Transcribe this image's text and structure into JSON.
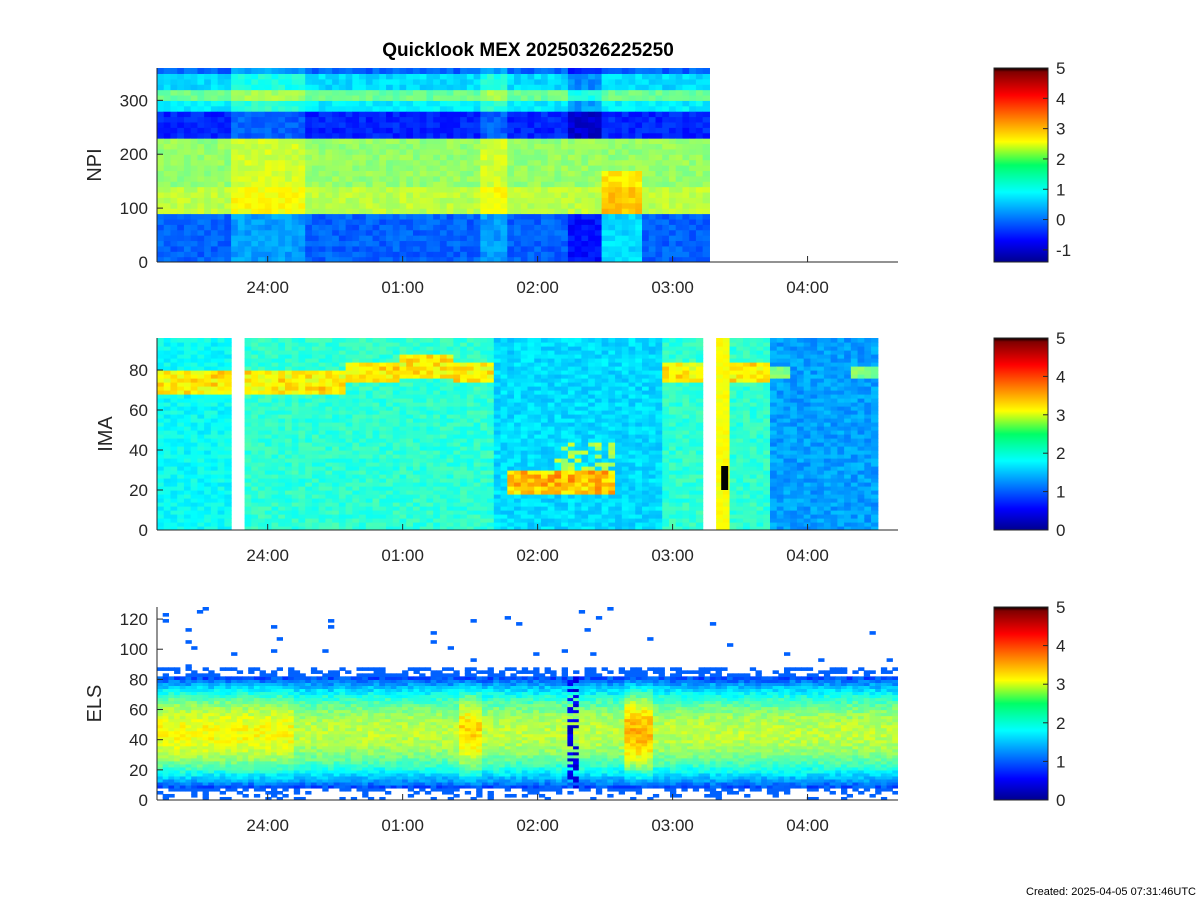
{
  "figure": {
    "title": "Quicklook MEX 20250326225250",
    "footer": "Created: 2025-04-05 07:31:46UTC"
  },
  "chart_data": [
    {
      "type": "heatmap",
      "id": "npi",
      "ylabel": "NPI",
      "xlabel": "",
      "x_ticks": [
        "24:00",
        "01:00",
        "02:00",
        "03:00",
        "04:00"
      ],
      "x_tick_hours": [
        24.0,
        25.0,
        26.0,
        27.0,
        28.0
      ],
      "xlim_hours": [
        23.18,
        28.67
      ],
      "ylim": [
        0,
        360
      ],
      "y_ticks": [
        0,
        100,
        200,
        300
      ],
      "data_end_hour": 27.28,
      "colorbar": {
        "ticks": [
          "5",
          "4",
          "3",
          "2",
          "1",
          "0",
          "-1"
        ],
        "range": [
          -1.4,
          5
        ]
      }
    },
    {
      "type": "heatmap",
      "id": "ima",
      "ylabel": "IMA",
      "xlabel": "",
      "x_ticks": [
        "24:00",
        "01:00",
        "02:00",
        "03:00",
        "04:00"
      ],
      "x_tick_hours": [
        24.0,
        25.0,
        26.0,
        27.0,
        28.0
      ],
      "xlim_hours": [
        23.18,
        28.67
      ],
      "ylim": [
        0,
        96
      ],
      "y_ticks": [
        0,
        20,
        40,
        60,
        80
      ],
      "data_gaps_hours": [
        [
          23.72,
          23.84
        ],
        [
          27.23,
          27.32
        ]
      ],
      "data_end_hour": 28.52,
      "colorbar": {
        "ticks": [
          "5",
          "4",
          "3",
          "2",
          "1",
          "0"
        ],
        "range": [
          0,
          5
        ]
      }
    },
    {
      "type": "heatmap",
      "id": "els",
      "ylabel": "ELS",
      "xlabel": "",
      "x_ticks": [
        "24:00",
        "01:00",
        "02:00",
        "03:00",
        "04:00"
      ],
      "x_tick_hours": [
        24.0,
        25.0,
        26.0,
        27.0,
        28.0
      ],
      "xlim_hours": [
        23.18,
        28.67
      ],
      "ylim": [
        0,
        128
      ],
      "y_ticks": [
        0,
        20,
        40,
        60,
        80,
        100,
        120
      ],
      "colorbar": {
        "ticks": [
          "5",
          "4",
          "3",
          "2",
          "1",
          "0"
        ],
        "range": [
          0,
          5
        ]
      }
    }
  ]
}
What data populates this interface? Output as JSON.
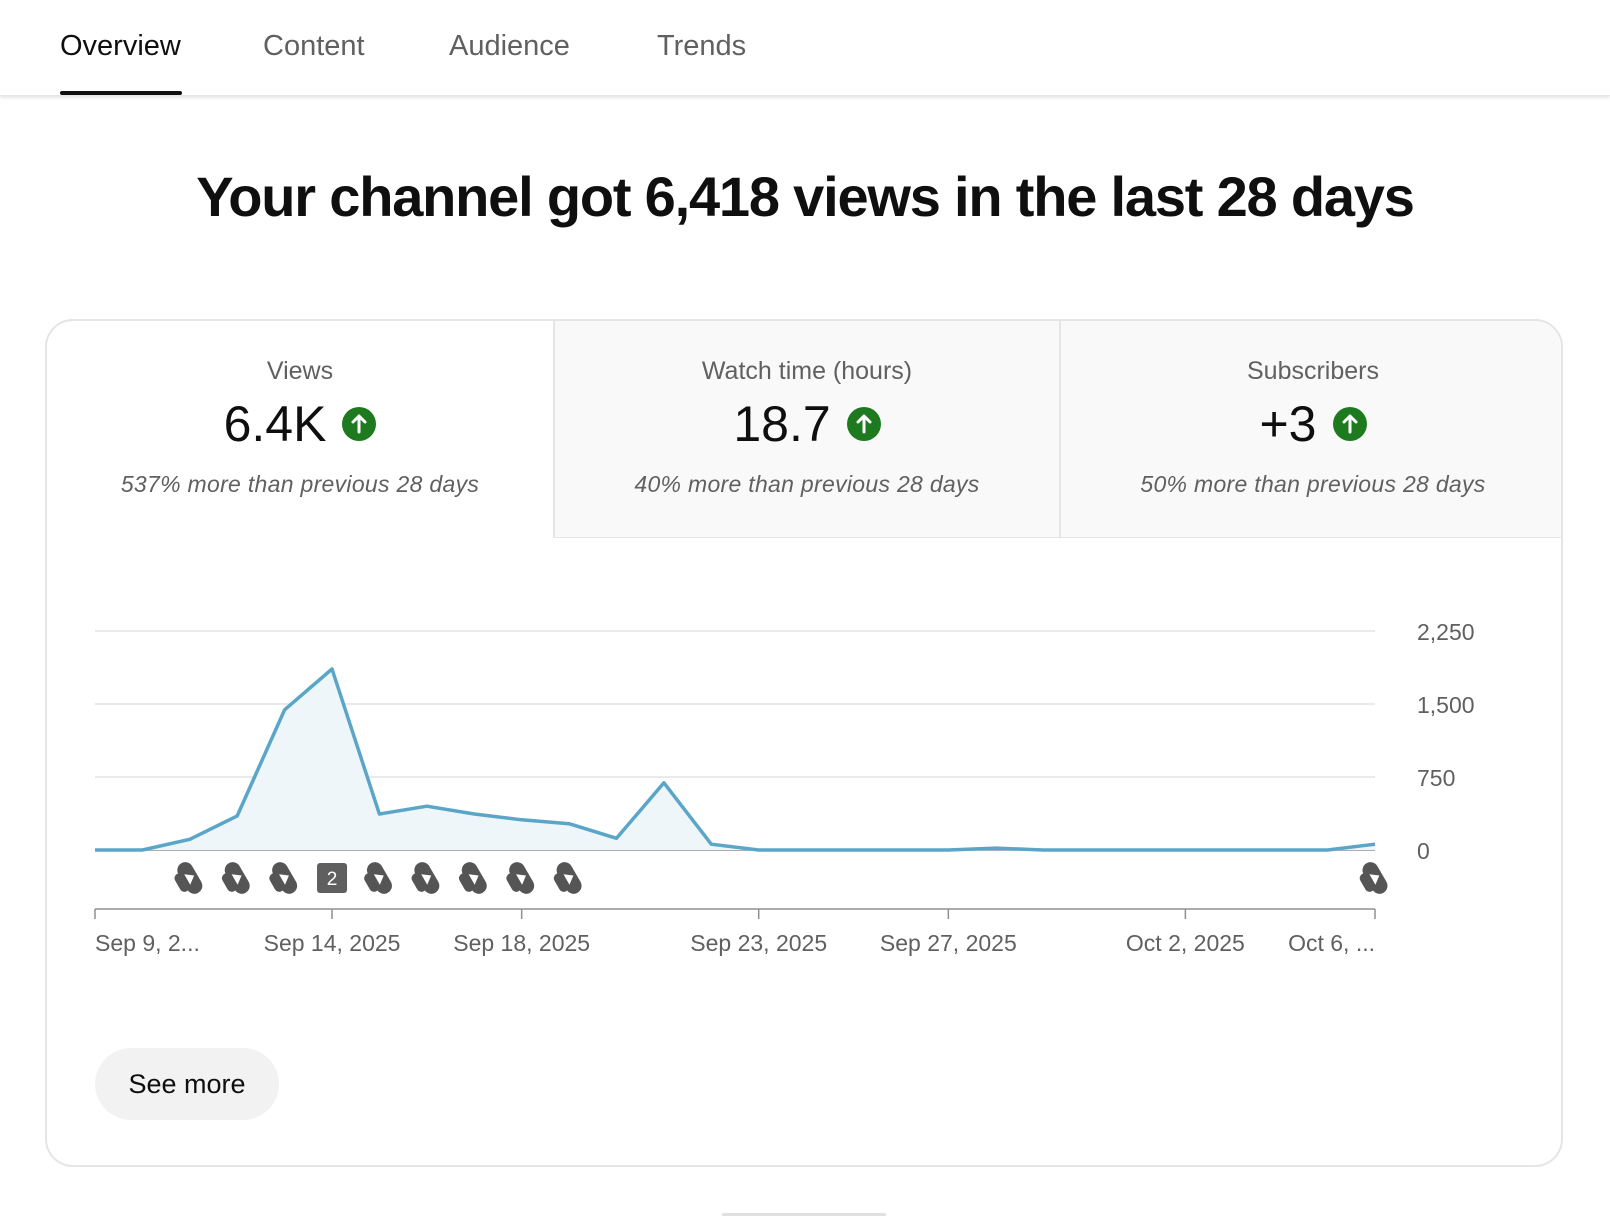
{
  "tabs": [
    {
      "label": "Overview",
      "active": true
    },
    {
      "label": "Content",
      "active": false
    },
    {
      "label": "Audience",
      "active": false
    },
    {
      "label": "Trends",
      "active": false
    }
  ],
  "headline": "Your channel got 6,418 views in the last 28 days",
  "metrics": [
    {
      "title": "Views",
      "value": "6.4K",
      "trend": "up",
      "note": "537% more than previous 28 days",
      "selected": true
    },
    {
      "title": "Watch time (hours)",
      "value": "18.7",
      "trend": "up",
      "note": "40% more than previous 28 days",
      "selected": false
    },
    {
      "title": "Subscribers",
      "value": "+3",
      "trend": "up",
      "note": "50% more than previous 28 days",
      "selected": false
    }
  ],
  "chart_data": {
    "type": "area",
    "dates": [
      "Sep 9",
      "Sep 10",
      "Sep 11",
      "Sep 12",
      "Sep 13",
      "Sep 14",
      "Sep 15",
      "Sep 16",
      "Sep 17",
      "Sep 18",
      "Sep 19",
      "Sep 20",
      "Sep 21",
      "Sep 22",
      "Sep 23",
      "Sep 24",
      "Sep 25",
      "Sep 26",
      "Sep 27",
      "Sep 28",
      "Sep 29",
      "Sep 30",
      "Oct 1",
      "Oct 2",
      "Oct 3",
      "Oct 4",
      "Oct 5",
      "Oct 6"
    ],
    "values": [
      0,
      0,
      110,
      350,
      1440,
      1860,
      370,
      450,
      370,
      310,
      270,
      120,
      690,
      60,
      0,
      0,
      0,
      0,
      0,
      20,
      0,
      0,
      0,
      0,
      0,
      0,
      0,
      60
    ],
    "ylim": [
      0,
      2250
    ],
    "y_ticks": [
      "2,250",
      "1,500",
      "750",
      "0"
    ],
    "y_tick_values": [
      2250,
      1500,
      750,
      0
    ],
    "x_ticks": [
      {
        "label": "Sep 9, 2...",
        "date": "Sep 9"
      },
      {
        "label": "Sep 14, 2025",
        "date": "Sep 14"
      },
      {
        "label": "Sep 18, 2025",
        "date": "Sep 18"
      },
      {
        "label": "Sep 23, 2025",
        "date": "Sep 23"
      },
      {
        "label": "Sep 27, 2025",
        "date": "Sep 27"
      },
      {
        "label": "Oct 2, 2025",
        "date": "Oct 2"
      },
      {
        "label": "Oct 6, ...",
        "date": "Oct 6"
      }
    ],
    "markers": [
      {
        "date": "Sep 11",
        "kind": "shorts"
      },
      {
        "date": "Sep 12",
        "kind": "shorts"
      },
      {
        "date": "Sep 13",
        "kind": "shorts"
      },
      {
        "date": "Sep 14",
        "kind": "count",
        "count": "2"
      },
      {
        "date": "Sep 15",
        "kind": "shorts"
      },
      {
        "date": "Sep 16",
        "kind": "shorts"
      },
      {
        "date": "Sep 17",
        "kind": "shorts"
      },
      {
        "date": "Sep 18",
        "kind": "shorts"
      },
      {
        "date": "Sep 19",
        "kind": "shorts"
      },
      {
        "date": "Oct 6",
        "kind": "shorts"
      }
    ],
    "line_color": "#5aa5c8",
    "fill_color": "#eef6fa",
    "grid": true
  },
  "see_more_label": "See more",
  "colors": {
    "trend_up": "#1e7a1e",
    "tab_active": "#0f0f0f",
    "tab_inactive": "#606060"
  }
}
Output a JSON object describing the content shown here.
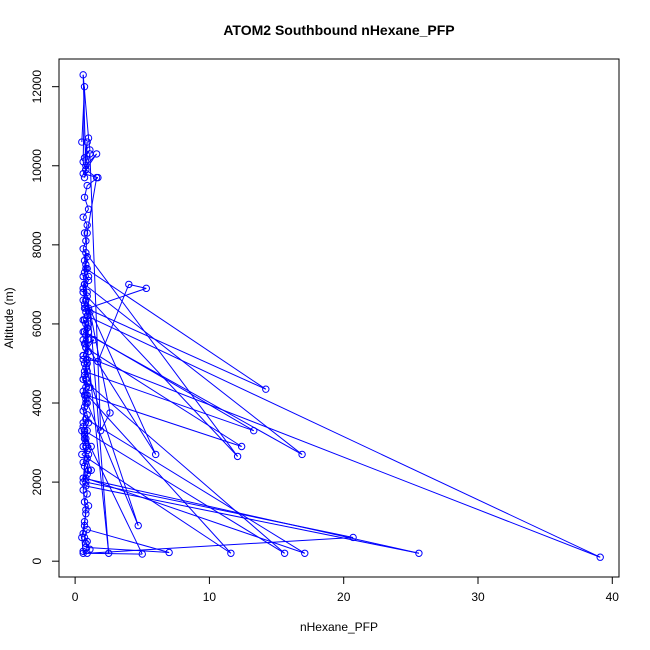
{
  "chart_data": {
    "type": "scatter",
    "title": "ATOM2 Southbound nHexane_PFP",
    "xlabel": "nHexane_PFP",
    "ylabel": "Altitude (m)",
    "xlim": [
      -1.2,
      40.5
    ],
    "ylim": [
      -400,
      12700
    ],
    "xticks": [
      0,
      10,
      20,
      30,
      40
    ],
    "yticks": [
      0,
      2000,
      4000,
      6000,
      8000,
      10000,
      12000
    ],
    "grid": false,
    "legend": "none",
    "color": "#0000ff",
    "marker": "open-circle",
    "connected": true,
    "x": [
      0.5,
      0.7,
      0.6,
      0.8,
      0.6,
      1.0,
      1.1,
      0.7,
      0.9,
      0.8,
      1.6,
      0.6,
      1.7,
      0.9,
      0.7,
      1.0,
      0.6,
      0.9,
      0.7,
      0.8,
      0.6,
      0.9,
      0.8,
      0.7,
      1.0,
      0.6,
      0.9,
      0.7,
      0.8,
      0.6,
      0.9,
      0.8,
      0.7,
      1.0,
      0.6,
      0.8,
      0.7,
      0.9,
      0.6,
      0.8,
      0.7,
      0.9,
      1.0,
      0.7,
      0.8,
      0.6,
      0.9,
      1.2,
      0.6,
      25.6,
      0.8,
      0.9,
      0.7,
      1.0,
      0.8,
      0.7,
      0.6,
      0.9,
      0.8,
      7.0,
      0.9,
      0.7,
      0.8,
      1.1,
      0.6,
      0.9,
      20.7,
      0.8,
      0.7,
      1.0,
      0.9,
      0.6,
      0.8,
      0.7,
      0.5,
      0.6,
      5.0,
      0.7,
      0.8,
      0.9,
      0.6,
      1.0,
      0.8,
      17.1,
      0.8,
      0.6,
      0.9,
      0.7,
      1.2,
      0.5,
      11.6,
      0.9,
      0.8,
      0.6,
      1.0,
      0.7,
      15.6,
      0.6,
      0.8,
      0.7,
      0.9,
      4.7,
      0.7,
      0.9,
      0.6,
      1.1,
      0.8,
      12.4,
      0.8,
      0.6,
      0.9,
      0.7,
      13.3,
      0.7,
      1.0,
      0.8,
      0.6,
      39.1,
      0.9,
      0.8,
      1.0,
      0.6,
      6.0,
      0.8,
      0.7,
      0.9,
      1.0,
      0.6,
      16.9,
      0.7,
      0.9,
      0.6,
      0.8,
      14.2,
      0.8,
      1.0,
      0.7,
      0.6,
      12.1,
      0.8,
      0.7,
      0.9,
      0.6,
      2.6,
      1.9,
      1.1,
      0.7,
      0.8,
      1.6,
      0.9,
      0.6,
      1.1,
      2.5,
      0.7,
      0.8,
      1.4,
      0.6,
      0.9,
      1.7,
      4.0,
      5.3,
      1.0,
      0.8,
      0.6,
      0.7,
      0.5,
      0.8,
      0.6
    ],
    "y": [
      10600,
      12000,
      10100,
      9900,
      12300,
      10700,
      10400,
      10200,
      10600,
      10000,
      10300,
      9800,
      9700,
      9500,
      9200,
      8900,
      8700,
      8500,
      8300,
      8100,
      7900,
      7700,
      7500,
      7300,
      7100,
      6900,
      6700,
      6500,
      6300,
      6100,
      5900,
      5700,
      5500,
      5300,
      5100,
      4900,
      4700,
      4500,
      4300,
      4100,
      3900,
      3700,
      3500,
      3300,
      3100,
      2900,
      2600,
      2300,
      2100,
      200,
      1900,
      1700,
      1500,
      1400,
      1300,
      900,
      700,
      500,
      350,
      220,
      800,
      600,
      450,
      300,
      250,
      200,
      600,
      2000,
      2400,
      2700,
      2200,
      1800,
      1200,
      1000,
      600,
      200,
      180,
      3200,
      3000,
      2800,
      2500,
      2300,
      2100,
      200,
      3600,
      3400,
      3300,
      3100,
      2900,
      2700,
      200,
      4200,
      4000,
      3800,
      3500,
      3300,
      200,
      4600,
      4400,
      4200,
      4000,
      900,
      5000,
      4800,
      4600,
      4400,
      4200,
      2900,
      5400,
      5200,
      5000,
      4800,
      3300,
      5800,
      5600,
      5400,
      5200,
      100,
      6200,
      6000,
      5800,
      5600,
      2700,
      6600,
      6400,
      6200,
      6000,
      5800,
      2700,
      7000,
      6800,
      6600,
      6400,
      4350,
      7400,
      7200,
      7000,
      6800,
      2650,
      7800,
      7600,
      7400,
      7200,
      3750,
      3300,
      10300,
      9700,
      9900,
      9700,
      8300,
      6800,
      6300,
      200,
      6100,
      5500,
      5600,
      5200,
      5100,
      5050,
      7000,
      6900,
      6400,
      4600,
      3500,
      3200,
      3300,
      2900,
      2000
    ]
  }
}
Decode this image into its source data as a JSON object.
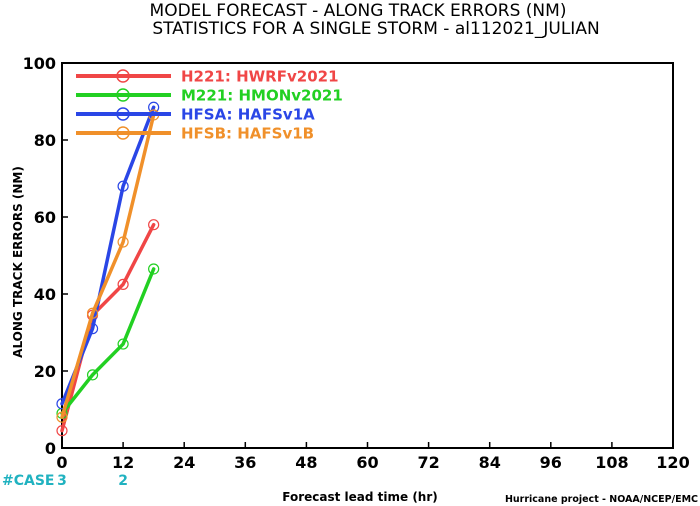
{
  "chart_data": {
    "type": "line",
    "title": "MODEL FORECAST - ALONG TRACK ERRORS (NM)",
    "subtitle": "STATISTICS FOR A SINGLE STORM - al112021_JULIAN",
    "xlabel": "Forecast lead time (hr)",
    "ylabel": "ALONG TRACK ERRORS (NM)",
    "xlim": [
      0,
      120
    ],
    "ylim": [
      0,
      100
    ],
    "x_ticks": [
      0,
      12,
      24,
      36,
      48,
      60,
      72,
      84,
      96,
      108,
      120
    ],
    "y_ticks": [
      0,
      20,
      40,
      60,
      80,
      100
    ],
    "grid": false,
    "legend_position": "top-left",
    "series": [
      {
        "name": "H221: HWRFv2021",
        "color": "#f04646",
        "x": [
          0,
          6,
          12,
          18
        ],
        "y": [
          4.5,
          34.5,
          42.5,
          58.0
        ]
      },
      {
        "name": "M221: HMONv2021",
        "color": "#22d022",
        "x": [
          0,
          6,
          12,
          18
        ],
        "y": [
          9.0,
          19.0,
          27.0,
          46.5
        ]
      },
      {
        "name": "HFSA: HAFSv1A",
        "color": "#2a46e6",
        "x": [
          0,
          6,
          12,
          18
        ],
        "y": [
          11.5,
          31.0,
          68.0,
          88.5
        ]
      },
      {
        "name": "HFSB: HAFSv1B",
        "color": "#f0902a",
        "x": [
          0,
          6,
          12,
          18
        ],
        "y": [
          8.0,
          35.0,
          53.5,
          86.5
        ]
      }
    ],
    "cases": {
      "label": "#CASE",
      "x": [
        0,
        12
      ],
      "values": [
        "3",
        "2"
      ]
    }
  },
  "credit": "Hurricane project - NOAA/NCEP/EMC"
}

» **Objective**: Search the entries for the word "true" and gather every line where it appears.

» **The completed task**:
      "active": true
      "selected": true
    "grid": true
    "connected": true,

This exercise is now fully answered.